** START OF Records supplied **
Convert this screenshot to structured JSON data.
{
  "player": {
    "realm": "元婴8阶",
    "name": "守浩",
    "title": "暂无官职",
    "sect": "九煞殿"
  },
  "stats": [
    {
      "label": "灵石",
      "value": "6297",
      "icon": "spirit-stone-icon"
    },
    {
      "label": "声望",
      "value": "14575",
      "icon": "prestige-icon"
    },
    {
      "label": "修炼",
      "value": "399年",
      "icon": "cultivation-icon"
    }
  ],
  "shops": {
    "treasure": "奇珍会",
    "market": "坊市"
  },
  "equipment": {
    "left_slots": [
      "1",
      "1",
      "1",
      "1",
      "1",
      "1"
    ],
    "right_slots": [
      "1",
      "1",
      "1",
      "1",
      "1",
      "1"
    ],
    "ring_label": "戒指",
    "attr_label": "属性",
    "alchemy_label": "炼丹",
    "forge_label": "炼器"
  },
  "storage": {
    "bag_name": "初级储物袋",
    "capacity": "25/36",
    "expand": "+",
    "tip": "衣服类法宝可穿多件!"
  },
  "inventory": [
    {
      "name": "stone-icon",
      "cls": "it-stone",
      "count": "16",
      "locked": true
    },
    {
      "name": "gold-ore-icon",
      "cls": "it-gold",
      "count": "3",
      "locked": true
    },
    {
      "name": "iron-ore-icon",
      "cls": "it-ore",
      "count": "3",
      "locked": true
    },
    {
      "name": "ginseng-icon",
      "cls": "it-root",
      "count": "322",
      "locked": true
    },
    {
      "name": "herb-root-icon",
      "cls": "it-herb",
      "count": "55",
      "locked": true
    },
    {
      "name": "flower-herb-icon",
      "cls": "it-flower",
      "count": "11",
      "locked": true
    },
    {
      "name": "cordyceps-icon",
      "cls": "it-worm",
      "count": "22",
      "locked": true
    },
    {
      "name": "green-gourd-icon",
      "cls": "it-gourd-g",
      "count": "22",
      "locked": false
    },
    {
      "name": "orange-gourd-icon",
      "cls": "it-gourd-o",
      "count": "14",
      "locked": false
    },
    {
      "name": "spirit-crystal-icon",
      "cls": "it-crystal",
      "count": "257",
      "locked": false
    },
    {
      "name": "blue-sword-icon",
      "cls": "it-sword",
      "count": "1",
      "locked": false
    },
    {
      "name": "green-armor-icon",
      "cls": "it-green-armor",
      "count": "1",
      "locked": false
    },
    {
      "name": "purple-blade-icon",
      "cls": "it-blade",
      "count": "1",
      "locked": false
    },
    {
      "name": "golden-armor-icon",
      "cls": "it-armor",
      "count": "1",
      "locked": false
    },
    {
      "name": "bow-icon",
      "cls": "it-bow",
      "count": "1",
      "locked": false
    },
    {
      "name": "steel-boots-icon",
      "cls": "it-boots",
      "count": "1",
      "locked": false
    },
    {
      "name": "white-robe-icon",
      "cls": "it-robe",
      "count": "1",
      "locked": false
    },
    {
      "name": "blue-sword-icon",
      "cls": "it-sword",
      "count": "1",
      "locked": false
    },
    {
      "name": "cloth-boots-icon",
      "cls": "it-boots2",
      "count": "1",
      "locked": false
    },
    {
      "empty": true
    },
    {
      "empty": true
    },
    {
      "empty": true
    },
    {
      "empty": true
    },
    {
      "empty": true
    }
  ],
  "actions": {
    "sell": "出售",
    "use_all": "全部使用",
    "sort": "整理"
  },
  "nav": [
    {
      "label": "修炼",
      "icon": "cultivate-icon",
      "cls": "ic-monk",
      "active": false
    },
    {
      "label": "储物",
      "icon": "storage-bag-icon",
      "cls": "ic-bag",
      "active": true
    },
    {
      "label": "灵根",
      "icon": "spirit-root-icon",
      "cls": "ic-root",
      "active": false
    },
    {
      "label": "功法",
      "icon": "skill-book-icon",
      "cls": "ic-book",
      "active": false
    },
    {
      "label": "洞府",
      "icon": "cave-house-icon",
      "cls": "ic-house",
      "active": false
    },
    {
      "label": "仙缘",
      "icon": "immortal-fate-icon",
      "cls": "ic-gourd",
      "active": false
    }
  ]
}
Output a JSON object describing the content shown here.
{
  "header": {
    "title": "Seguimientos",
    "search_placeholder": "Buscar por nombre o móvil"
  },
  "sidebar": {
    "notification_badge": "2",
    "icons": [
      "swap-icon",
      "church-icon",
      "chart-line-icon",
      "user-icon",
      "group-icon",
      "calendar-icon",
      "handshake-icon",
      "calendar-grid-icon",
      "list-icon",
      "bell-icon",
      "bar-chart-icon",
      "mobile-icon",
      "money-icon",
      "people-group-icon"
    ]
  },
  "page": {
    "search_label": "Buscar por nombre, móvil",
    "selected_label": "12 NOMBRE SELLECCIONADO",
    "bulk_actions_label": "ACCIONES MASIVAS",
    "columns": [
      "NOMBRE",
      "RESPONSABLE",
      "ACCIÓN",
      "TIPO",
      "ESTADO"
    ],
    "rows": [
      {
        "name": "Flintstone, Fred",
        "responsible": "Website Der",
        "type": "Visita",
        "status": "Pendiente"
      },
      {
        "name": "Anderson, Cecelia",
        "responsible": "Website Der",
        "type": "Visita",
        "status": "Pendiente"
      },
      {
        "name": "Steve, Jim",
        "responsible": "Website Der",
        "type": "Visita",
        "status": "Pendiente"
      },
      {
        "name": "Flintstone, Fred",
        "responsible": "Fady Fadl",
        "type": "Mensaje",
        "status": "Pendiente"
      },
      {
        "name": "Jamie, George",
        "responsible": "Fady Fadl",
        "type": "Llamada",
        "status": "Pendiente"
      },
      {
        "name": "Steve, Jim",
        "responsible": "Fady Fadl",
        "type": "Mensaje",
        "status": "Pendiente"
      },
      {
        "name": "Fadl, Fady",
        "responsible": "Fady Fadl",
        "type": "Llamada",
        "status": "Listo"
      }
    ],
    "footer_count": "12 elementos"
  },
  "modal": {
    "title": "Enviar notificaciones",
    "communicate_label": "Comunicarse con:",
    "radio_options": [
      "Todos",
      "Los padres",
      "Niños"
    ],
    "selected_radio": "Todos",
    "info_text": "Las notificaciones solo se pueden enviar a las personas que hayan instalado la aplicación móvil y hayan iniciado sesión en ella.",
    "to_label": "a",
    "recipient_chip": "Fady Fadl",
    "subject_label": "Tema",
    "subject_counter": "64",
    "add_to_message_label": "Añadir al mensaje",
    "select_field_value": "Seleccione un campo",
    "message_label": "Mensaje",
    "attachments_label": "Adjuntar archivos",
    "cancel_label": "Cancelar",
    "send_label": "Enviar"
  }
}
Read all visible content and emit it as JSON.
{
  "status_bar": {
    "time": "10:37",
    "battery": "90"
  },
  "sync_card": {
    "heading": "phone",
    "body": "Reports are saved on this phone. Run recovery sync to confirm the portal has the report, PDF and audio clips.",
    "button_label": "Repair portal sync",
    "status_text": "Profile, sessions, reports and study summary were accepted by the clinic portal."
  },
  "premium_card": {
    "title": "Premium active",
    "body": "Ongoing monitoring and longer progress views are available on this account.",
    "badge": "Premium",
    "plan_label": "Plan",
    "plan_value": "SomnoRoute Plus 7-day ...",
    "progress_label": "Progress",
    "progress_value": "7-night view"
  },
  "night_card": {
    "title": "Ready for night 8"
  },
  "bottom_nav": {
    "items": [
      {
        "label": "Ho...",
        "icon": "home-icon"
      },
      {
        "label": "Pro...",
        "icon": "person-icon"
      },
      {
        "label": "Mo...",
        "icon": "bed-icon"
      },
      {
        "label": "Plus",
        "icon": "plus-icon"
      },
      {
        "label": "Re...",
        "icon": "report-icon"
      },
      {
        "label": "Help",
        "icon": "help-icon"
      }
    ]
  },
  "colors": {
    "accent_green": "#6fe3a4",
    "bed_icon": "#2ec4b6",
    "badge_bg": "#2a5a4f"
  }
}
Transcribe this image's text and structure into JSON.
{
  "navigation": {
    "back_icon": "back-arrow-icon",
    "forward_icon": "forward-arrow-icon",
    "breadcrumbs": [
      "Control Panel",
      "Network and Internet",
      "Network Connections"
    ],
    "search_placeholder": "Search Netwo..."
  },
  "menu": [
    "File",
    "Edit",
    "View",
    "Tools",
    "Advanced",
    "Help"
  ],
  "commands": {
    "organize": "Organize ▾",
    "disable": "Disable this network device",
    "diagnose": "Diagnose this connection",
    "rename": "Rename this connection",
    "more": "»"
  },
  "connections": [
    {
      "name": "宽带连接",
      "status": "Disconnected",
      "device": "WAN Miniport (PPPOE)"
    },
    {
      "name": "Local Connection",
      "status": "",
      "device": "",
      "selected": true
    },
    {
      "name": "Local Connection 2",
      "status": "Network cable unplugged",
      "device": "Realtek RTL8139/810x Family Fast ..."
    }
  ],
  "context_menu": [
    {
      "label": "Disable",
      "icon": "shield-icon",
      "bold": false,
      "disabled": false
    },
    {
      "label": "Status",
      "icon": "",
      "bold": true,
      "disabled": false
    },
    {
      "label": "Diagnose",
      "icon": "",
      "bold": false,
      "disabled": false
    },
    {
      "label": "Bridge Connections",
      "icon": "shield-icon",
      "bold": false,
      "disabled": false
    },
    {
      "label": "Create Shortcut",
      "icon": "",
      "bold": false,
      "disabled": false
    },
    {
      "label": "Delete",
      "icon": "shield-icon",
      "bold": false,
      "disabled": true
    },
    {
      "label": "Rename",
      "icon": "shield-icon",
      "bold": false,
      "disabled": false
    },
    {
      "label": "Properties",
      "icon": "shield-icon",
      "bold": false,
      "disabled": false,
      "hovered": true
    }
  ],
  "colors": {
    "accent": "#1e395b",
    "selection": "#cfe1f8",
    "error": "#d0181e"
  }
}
** END OF Records supplied **
Out of the material above, select every line that holds the string "Local".

▸ Written reply
      "name": "Local Connection",
      "name": "Local Connection 2",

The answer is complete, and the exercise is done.